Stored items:

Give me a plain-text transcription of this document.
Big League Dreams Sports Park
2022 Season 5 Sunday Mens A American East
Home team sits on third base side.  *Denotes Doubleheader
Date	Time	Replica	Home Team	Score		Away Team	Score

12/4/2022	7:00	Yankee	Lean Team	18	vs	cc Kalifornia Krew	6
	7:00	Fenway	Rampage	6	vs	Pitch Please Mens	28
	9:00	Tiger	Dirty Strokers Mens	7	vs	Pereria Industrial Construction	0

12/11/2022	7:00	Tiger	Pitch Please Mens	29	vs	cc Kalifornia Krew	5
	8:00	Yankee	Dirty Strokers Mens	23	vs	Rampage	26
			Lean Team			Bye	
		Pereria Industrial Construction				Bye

◆ Work required
Write out every record, exactly as written.

◆ Final result
Give me a plain-text transcription of this document.
Big League Dreams Sports Park
2022 Season 5 Sunday Mens A American East
Home team sits on third base side.  *Denotes Doubleheader
Date	Time	Replica	Home Team	Score		Away Team	Score

12/4/2022	7:00	Yankee	Lean Team	18	vs	cc Kalifornia Krew	6
	7:00	Fenway	Rampage	6	vs	Pitch Please Mens	28
	9:00	Tiger	Dirty Strokers Mens	7	vs	Pereria Industrial Construction	0

12/11/2022	7:00	Tiger	Pitch Please Mens	29	vs	cc Kalifornia Krew	5
	8:00	Yankee	Dirty Strokers Mens	23	vs	Rampage	26
			Lean Team			Bye	
		Pereria Industrial Construction				Bye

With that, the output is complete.